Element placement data
——
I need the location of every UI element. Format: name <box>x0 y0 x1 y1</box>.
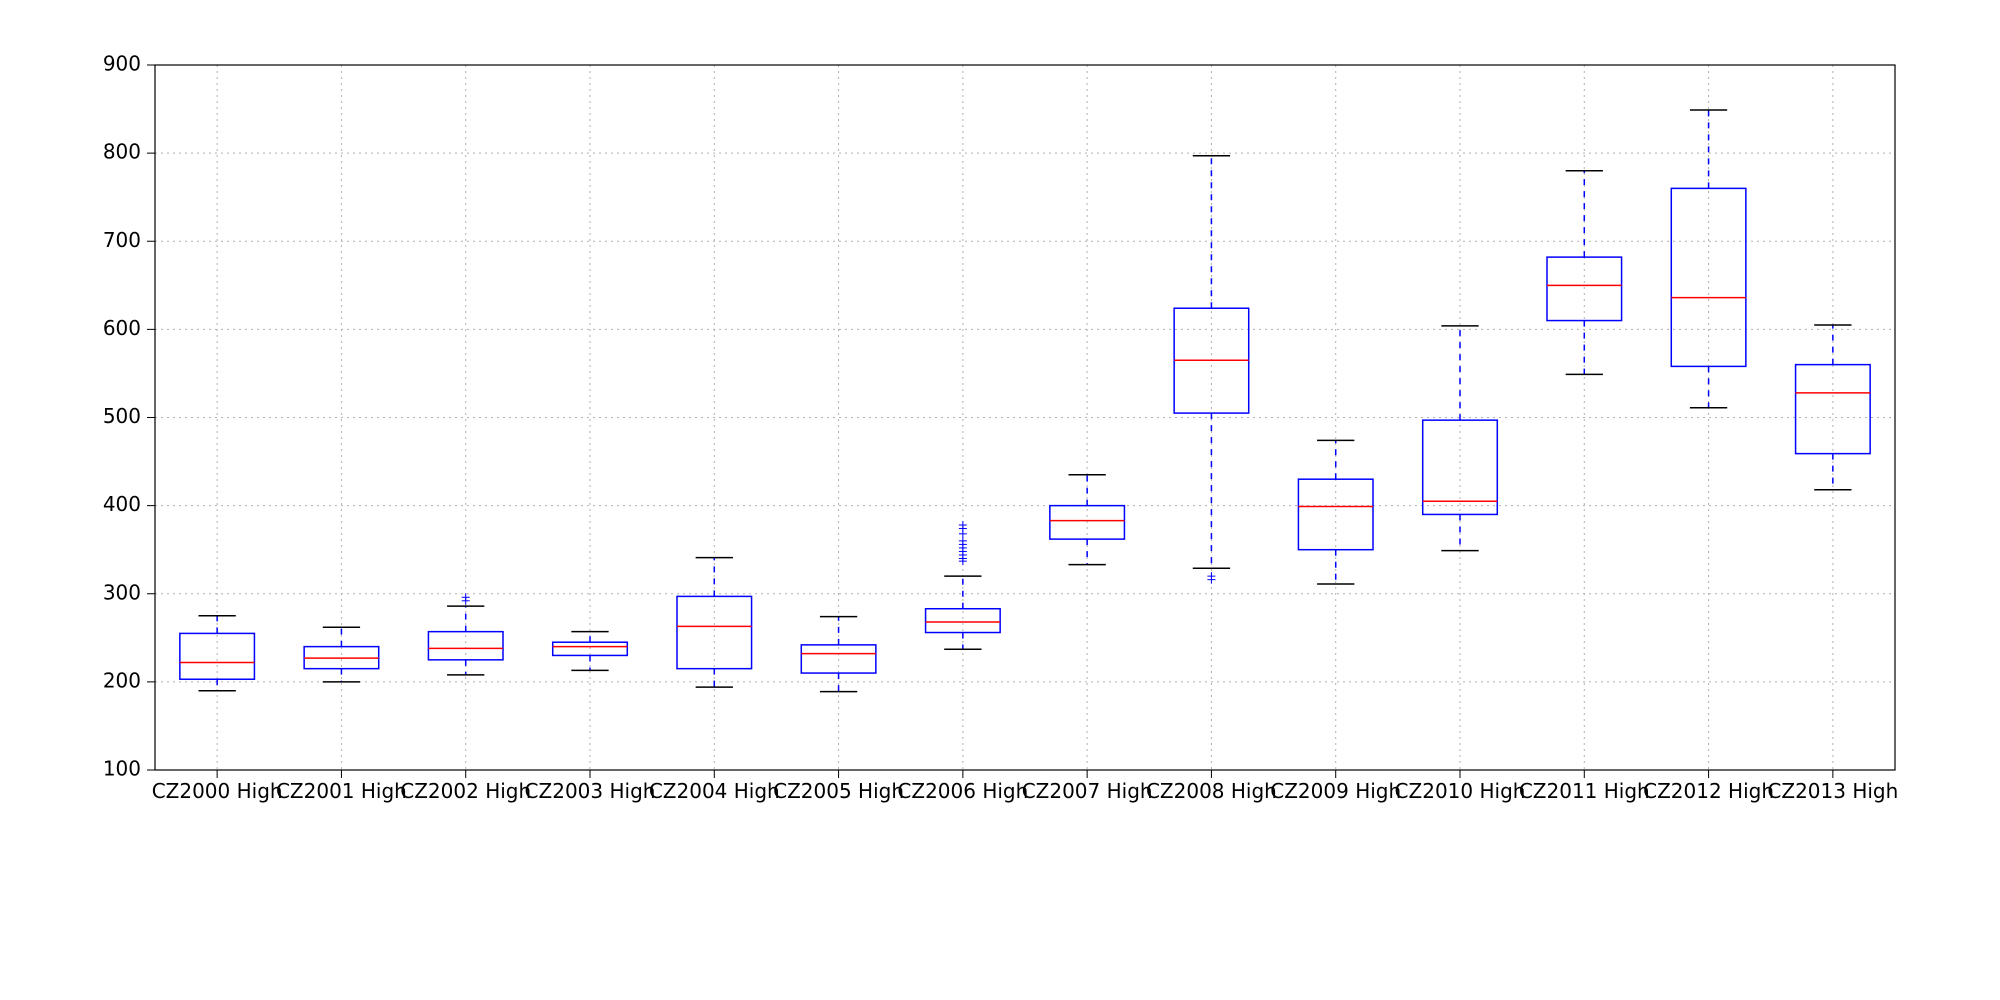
x-tick-label: CZ2001 High <box>276 779 407 803</box>
x-tick-label: CZ2003 High <box>525 779 656 803</box>
boxplot-chart: 100200300400500600700800900CZ2000 HighCZ… <box>0 0 2000 1000</box>
y-tick-label: 700 <box>103 228 141 252</box>
x-tick-label: CZ2010 High <box>1395 779 1526 803</box>
x-tick-label: CZ2008 High <box>1146 779 1277 803</box>
x-tick-label: CZ2012 High <box>1643 779 1774 803</box>
x-tick-label: CZ2006 High <box>897 779 1028 803</box>
chart-svg: 100200300400500600700800900CZ2000 HighCZ… <box>0 0 2000 1000</box>
x-tick-label: CZ2009 High <box>1270 779 1401 803</box>
x-tick-label: CZ2004 High <box>649 779 780 803</box>
y-tick-label: 500 <box>103 404 141 428</box>
y-tick-label: 100 <box>103 757 141 781</box>
y-tick-label: 600 <box>103 316 141 340</box>
x-tick-label: CZ2000 High <box>152 779 283 803</box>
x-tick-label: CZ2013 High <box>1767 779 1898 803</box>
y-tick-label: 900 <box>103 52 141 76</box>
x-tick-label: CZ2011 High <box>1519 779 1650 803</box>
y-tick-label: 800 <box>103 140 141 164</box>
y-tick-label: 200 <box>103 668 141 692</box>
x-tick-label: CZ2005 High <box>773 779 904 803</box>
x-tick-label: CZ2007 High <box>1022 779 1153 803</box>
y-tick-label: 300 <box>103 580 141 604</box>
x-tick-label: CZ2002 High <box>400 779 531 803</box>
y-tick-label: 400 <box>103 492 141 516</box>
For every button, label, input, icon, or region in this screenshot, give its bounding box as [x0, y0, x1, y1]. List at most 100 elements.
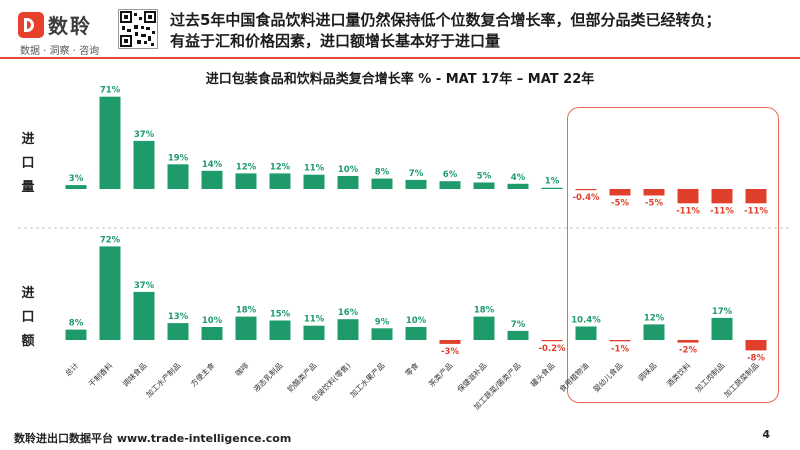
- value-bar-8: [337, 319, 359, 340]
- value-value-label-3: 13%: [168, 312, 189, 322]
- chart-title: 进口包装食品和饮料品类复合增长率 % - MAT 17年 – MAT 22年: [205, 72, 595, 87]
- category-label-10: 零食: [403, 360, 421, 378]
- category-label-2: 调味食品: [120, 360, 148, 388]
- headline-line-2: 有益于汇和价格因素，进口额增长基本好于进口量: [170, 32, 501, 50]
- value-bar-2: [133, 291, 155, 340]
- value-value-label-9: 9%: [375, 317, 390, 327]
- value-value-label-17: 12%: [644, 313, 665, 323]
- header-divider: [0, 57, 800, 59]
- value-bar-19: [711, 317, 733, 340]
- value-bar-3: [167, 323, 189, 340]
- value-value-label-7: 11%: [304, 315, 325, 325]
- category-label-14: 罐头食品: [528, 360, 556, 388]
- qr-code-icon: [118, 9, 158, 49]
- value-bar-6: [269, 320, 291, 340]
- value-value-label-12: 18%: [474, 306, 495, 316]
- volume-value-label-11: 6%: [443, 170, 458, 180]
- volume-value-label-14: 1%: [545, 177, 560, 187]
- category-label-4: 方便主食: [188, 360, 217, 389]
- volume-value-label-4: 14%: [202, 160, 223, 170]
- volume-bar-1: [99, 96, 121, 189]
- volume-bar-0: [65, 185, 87, 189]
- value-value-label-20: -8%: [747, 353, 765, 363]
- volume-value-label-18: -11%: [676, 206, 700, 216]
- category-label-17: 调味品: [635, 360, 658, 383]
- category-label-15: 食用植物油: [557, 360, 591, 394]
- value-bar-10: [405, 327, 427, 340]
- panel-label-volume: 进口量: [20, 128, 36, 200]
- volume-value-label-13: 4%: [511, 173, 526, 183]
- value-bar-20: [745, 340, 767, 351]
- value-value-label-5: 18%: [236, 306, 257, 316]
- volume-value-label-9: 8%: [375, 168, 390, 178]
- value-value-label-14: -0.2%: [538, 344, 566, 354]
- value-bar-7: [303, 325, 325, 340]
- value-value-label-10: 10%: [406, 316, 427, 326]
- headline-line-1: 过去5年中国食品饮料进口量仍然保持低个位数复合增长率，但部分品类已经转负；: [170, 11, 721, 29]
- panel-label-value-char: 进: [21, 286, 35, 301]
- volume-value-label-16: -5%: [611, 199, 629, 209]
- value-value-label-15: 10.4%: [571, 315, 601, 325]
- volume-value-label-1: 71%: [100, 86, 121, 96]
- volume-bar-6: [269, 173, 291, 189]
- value-value-label-1: 72%: [100, 235, 121, 245]
- category-label-0: 总计: [63, 360, 81, 378]
- value-bar-14: [541, 340, 563, 342]
- volume-value-label-5: 12%: [236, 162, 257, 172]
- value-bar-18: [677, 340, 699, 343]
- category-label-1: 干制香料: [86, 360, 115, 389]
- category-label-3: 加工水产制品: [144, 360, 183, 399]
- volume-value-label-19: -11%: [710, 206, 734, 216]
- value-bar-4: [201, 327, 223, 340]
- value-bar-15: [575, 326, 597, 340]
- value-value-label-6: 15%: [270, 310, 291, 320]
- volume-bar-10: [405, 179, 427, 189]
- value-bar-13: [507, 330, 529, 340]
- volume-bar-9: [371, 178, 393, 189]
- volume-value-label-20: -11%: [744, 206, 768, 216]
- negative-growth-highlight-box: [567, 107, 779, 403]
- volume-value-label-12: 5%: [477, 172, 492, 182]
- volume-bar-19: [711, 189, 733, 204]
- value-value-label-4: 10%: [202, 316, 223, 326]
- value-bar-17: [643, 324, 665, 340]
- category-label-7: 奶酪类产品: [285, 360, 319, 394]
- volume-bar-11: [439, 181, 461, 189]
- volume-value-label-8: 10%: [338, 165, 359, 175]
- category-label-9: 加工水果产品: [348, 360, 387, 399]
- value-bar-12: [473, 316, 495, 340]
- volume-bar-7: [303, 174, 325, 189]
- volume-bar-17: [643, 189, 665, 196]
- panel-label-value: 进口额: [20, 282, 36, 354]
- volume-bar-20: [745, 189, 767, 204]
- page-headline: 过去5年中国食品饮料进口量仍然保持低个位数复合增长率，但部分品类已经转负； 有益…: [170, 10, 790, 52]
- value-bar-0: [65, 329, 87, 340]
- volume-value-label-10: 7%: [409, 169, 424, 179]
- volume-value-label-6: 12%: [270, 162, 291, 172]
- volume-bar-5: [235, 173, 257, 189]
- volume-bar-4: [201, 170, 223, 189]
- page-number: 4: [762, 428, 770, 441]
- volume-value-label-3: 19%: [168, 153, 189, 163]
- category-label-20: 加工蔬菜制品: [722, 360, 761, 399]
- category-label-18: 酒类饮料: [664, 360, 693, 389]
- category-label-16: 婴幼儿食品: [591, 360, 625, 394]
- value-bar-9: [371, 328, 393, 340]
- volume-bar-13: [507, 183, 529, 189]
- value-value-label-11: -3%: [441, 347, 459, 357]
- panel-label-value-char: 额: [21, 334, 35, 349]
- value-value-label-16: -1%: [611, 344, 629, 354]
- volume-value-label-2: 37%: [134, 130, 155, 140]
- category-label-12: 保健滋补品: [455, 360, 489, 394]
- volume-value-label-0: 3%: [69, 174, 84, 184]
- volume-value-label-7: 11%: [304, 164, 325, 174]
- value-value-label-18: -2%: [679, 346, 697, 356]
- category-label-11: 茶类产品: [426, 360, 454, 388]
- category-label-5: 咖啡: [233, 360, 251, 378]
- category-label-19: 加工肉制品: [693, 360, 727, 394]
- panel-label-volume-char: 进: [21, 132, 35, 147]
- volume-value-label-15: -0.4%: [572, 193, 600, 203]
- value-value-label-8: 16%: [338, 308, 359, 318]
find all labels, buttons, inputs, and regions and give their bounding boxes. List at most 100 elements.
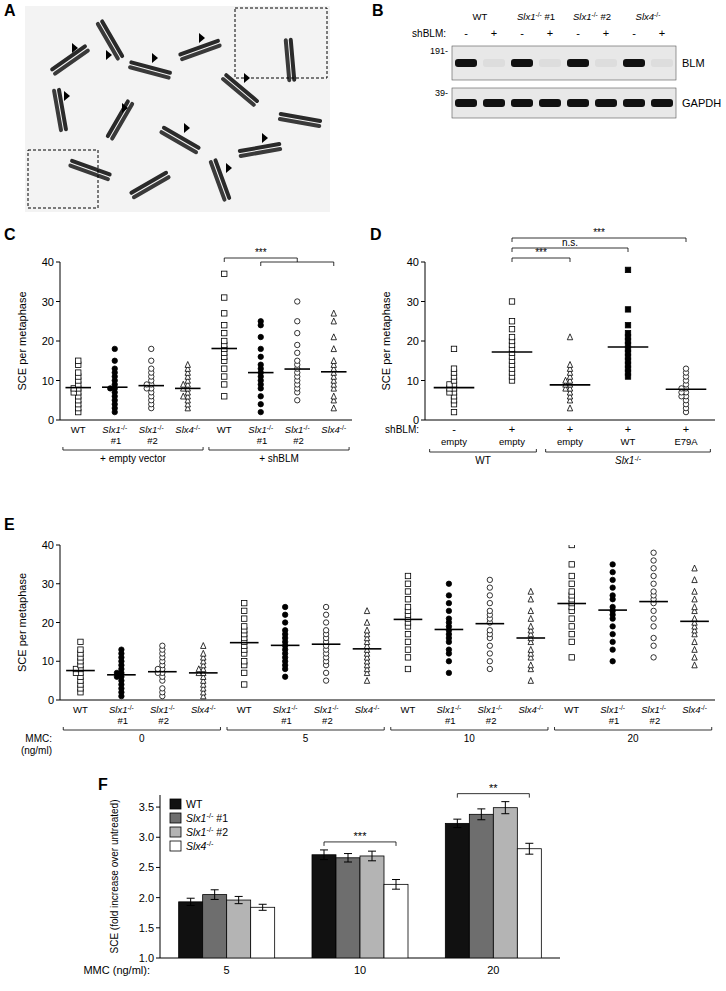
——
## INSTRUCTIONS TO FOLLOW
Convert the lines above into a JSON list of strings, one string for each line, leaving out blank lines and the pictures.

## TASK RESPONSE
[
  "I need the location of every UI element. Format: name <box>x0 y0 x1 y1</box>.",
  "x-tick-label: CZ2001 High <box>276 779 407 803</box>",
  "x-tick-label: CZ2003 High <box>525 779 656 803</box>",
  "boxplot-chart: 100200300400500600700800900CZ2000 HighCZ… <box>0 0 2000 1000</box>",
  "y-tick-label: 700 <box>103 228 141 252</box>",
  "x-tick-label: CZ2010 High <box>1395 779 1526 803</box>",
  "x-tick-label: CZ2008 High <box>1146 779 1277 803</box>",
  "x-tick-label: CZ2012 High <box>1643 779 1774 803</box>",
  "x-tick-label: CZ2006 High <box>897 779 1028 803</box>",
  "chart-svg: 100200300400500600700800900CZ2000 HighCZ… <box>0 0 2000 1000</box>",
  "x-tick-label: CZ2009 High <box>1270 779 1401 803</box>",
  "x-tick-label: CZ2004 High <box>649 779 780 803</box>",
  "y-tick-label: 500 <box>103 404 141 428</box>",
  "y-tick-label: 100 <box>103 757 141 781</box>",
  "y-tick-label: 600 <box>103 316 141 340</box>",
  "x-tick-label: CZ2000 High <box>152 779 283 803</box>",
  "x-tick-label: CZ2013 High <box>1767 779 1898 803</box>",
  "y-tick-label: 900 <box>103 52 141 76</box>",
  "x-tick-label: CZ2011 High <box>1519 779 1650 803</box>",
  "y-tick-label: 800 <box>103 140 141 164</box>",
  "y-tick-label: 200 <box>103 668 141 692</box>",
  "x-tick-label: CZ2005 High <box>773 779 904 803</box>",
  "x-tick-label: CZ2007 High <box>1022 779 1153 803</box>",
  "y-tick-label: 300 <box>103 580 141 604</box>",
  "x-tick-label: CZ2002 High <box>400 779 531 803</box>",
  "y-tick-label: 400 <box>103 492 141 516</box>",
  "For every button, label, input, icon, or region in this screenshot, give its bounding box as [x0, y0, x1, y1]. List at most 100 elements.",
  "- value-bar-8: [337, 319, 359, 340]",
  "- value-value-label-3: 13%: [168, 312, 189, 322]",
  "- chart-title: 进口包装食品和饮料品类复合增长率 % - MAT 17年 – MAT 22年: [205, 72, 595, 87]",
  "- category-label-10: 零食: [403, 360, 421, 378]",
  "- category-label-2: 调味食品: [120, 360, 148, 388]",
  "- headline-line-2: 有益于汇和价格因素，进口额增长基本好于进口量: [170, 32, 501, 50]",
  "- value-bar-2: [133, 291, 155, 340]",
  "- value-value-label-9: 9%: [375, 317, 390, 327]",
  "- value-value-label-17: 12%: [644, 313, 665, 323]",
  "- header-divider: [0, 57, 800, 59]",
  "- value-bar-19: [711, 317, 733, 340]",
  "- value-bar-3: [167, 323, 189, 340]",
  "- value-value-label-7: 11%: [304, 315, 325, 325]",
  "- category-label-14: 罐头食品: [528, 360, 556, 388]",
  "- qr-code-icon: [118, 9, 158, 49]",
  "- value-bar-6: [269, 320, 291, 340]",
  "- value-value-label-12: 18%: [474, 306, 495, 316]",
  "- volume-value-label-11: 6%: [443, 170, 458, 180]",
  "- volume-value-label-14: 1%: [545, 177, 560, 187]",
  "- category-label-4: 方便主食: [188, 360, 217, 389]",
  "- volume-value-label-4: 14%: [202, 160, 223, 170]",
  "- volume-bar-1: [99, 96, 121, 189]",
  "- volume-bar-0: [65, 185, 87, 189]",
  "- value-value-label-20: -8%: [747, 353, 765, 363]",
  "- volume-value-label-18: -11%: [676, 206, 700, 216]",
  "- category-label-17: 调味品: [635, 360, 658, 383]",
  "- category-label-15: 食用植物油: [557, 360, 591, 394]",
  "- value-bar-10: [405, 327, 427, 340]",
  "- panel-label-volume: 进口量: [20, 128, 36, 200]",
  "- volume-value-label-13: 4%: [511, 173, 526, 183]",
  "- value-bar-20: [745, 340, 767, 351]",
  "- value-value-label-5: 18%: [236, 306, 257, 316]",
  "- volume-value-label-9: 8%: [375, 168, 390, 178]",
  "- value-value-label-14: -0.2%: [538, 344, 566, 354]",
  "- value-bar-7: [303, 325, 325, 340]",
  "- value-value-label-10: 10%: [406, 316, 427, 326]",
  "- headline-line-1: 过去5年中国食品饮料进口量仍然保持低个位数复合增长率，但部分品类已经转负；: [170, 11, 721, 29]",
  "- panel-label-value-char: 进: [21, 286, 35, 301]",
  "- volume-value-label-16: -5%: [611, 199, 629, 209]",
  "- value-value-label-15: 10.4%: [571, 315, 601, 325]",
  "- volume-value-label-1: 71%: [100, 86, 121, 96]",
  "- volume-bar-6: [269, 173, 291, 189]",
  "- value-value-label-1: 72%: [100, 235, 121, 245]",
  "- category-label-0: 总计: [63, 360, 81, 378]",
  "- value-bar-14: [541, 340, 563, 342]",
  "- volume-value-label-5: 12%: [236, 162, 257, 172]",
  "- value-bar-18: [677, 340, 699, 343]",
  "- category-label-1: 干制香料: [86, 360, 115, 389]",
  "- category-label-3: 加工水产制品: [144, 360, 183, 399]",
  "- volume-value-label-19: -11%: [710, 206, 734, 216]",
  "- value-bar-4: [201, 327, 223, 340]",
  "- value-bar-15: [575, 326, 597, 340]",
  "- value-value-label-6: 15%: [270, 310, 291, 320]",
  "- volume-bar-10: [405, 179, 427, 189]",
  "- value-bar-13: [507, 330, 529, 340]",
  "- volume-bar-9: [371, 178, 393, 189]",
  "- volume-value-label-20: -11%: [744, 206, 768, 216]",
  "- negative-growth-highlight-box: [567, 107, 779, 403]",
  "- volume-value-label-12: 5%: [477, 172, 492, 182]",
  "- volume-bar-19: [711, 189, 733, 204]",
  "- value-value-label-4: 10%: [202, 316, 223, 326]",
  "- value-bar-17: [643, 324, 665, 340]",
  "- category-label-7: 奶酪类产品: [285, 360, 319, 394]",
  "- volume-bar-11: [439, 181, 461, 189]",
  "- volume-value-label-8: 10%: [338, 165, 359, 175]",
  "- category-label-9: 加工水果产品: [348, 360, 387, 399]",
  "- value-bar-12: [473, 316, 495, 340]",
  "- volume-bar-7: [303, 174, 325, 189]",
  "- volume-bar-17: [643, 189, 665, 196]",
  "- panel-label-value: 进口额: [20, 282, 36, 354]",
  "- volume-bar-20: [745, 189, 767, 204]",
  "- page-headline: 过去5年中国食品饮料进口量仍然保持低个位数复合增长率，但部分品类已经转负； 有益…: [170, 10, 790, 52]",
  "- value-bar-0: [65, 329, 87, 340]",
  "- volume-value-label-10: 7%: [409, 169, 424, 179]",
  "- volume-value-label-6: 12%: [270, 162, 291, 172]",
  "- volume-bar-5: [235, 173, 257, 189]",
  "- volume-bar-4: [201, 170, 223, 189]",
  "- page-number: 4: [762, 428, 770, 441]",
  "- volume-value-label-3: 19%: [168, 153, 189, 163]",
  "- category-label-20: 加工蔬菜制品: [722, 360, 761, 399]",
  "- category-label-18: 酒类饮料: [664, 360, 693, 389]",
  "- category-label-16: 婴幼儿食品: [591, 360, 625, 394]",
  "- value-bar-9: [371, 328, 393, 340]",
  "- volume-bar-13: [507, 183, 529, 189]",
  "- value-value-label-11: -3%: [441, 347, 459, 357]",
  "- panel-label-value-char: 额: [21, 334, 35, 349]",
  "- value-value-label-16: -1%: [611, 344, 629, 354]",
  "- volume-value-label-2: 37%: [134, 130, 155, 140]",
  "- category-label-12: 保健滋补品: [455, 360, 489, 394]",
  "- volume-value-label-0: 3%: [69, 174, 84, 184]",
  "- volume-value-label-7: 11%: [304, 164, 325, 174]",
  "- value-value-label-18: -2%: [679, 346, 697, 356]",
  "- category-label-11: 茶类产品: [426, 360, 454, 388]",
  "- category-label-5: 咖啡: [233, 360, 251, 378]",
  "- category-label-19: 加工肉制品: [693, 360, 727, 394]",
  "- panel-label-volume-char: 进: [21, 132, 35, 147]",
  "- volume-value-label-15: -0.4%: [572, 193, 600, 203]",
  "- value-value-label-8: 16%: [338, 308, 359, 318]",
  "find all labels, buttons, inputs, and regions and give their bounding boxes. List at most 100 elements."
]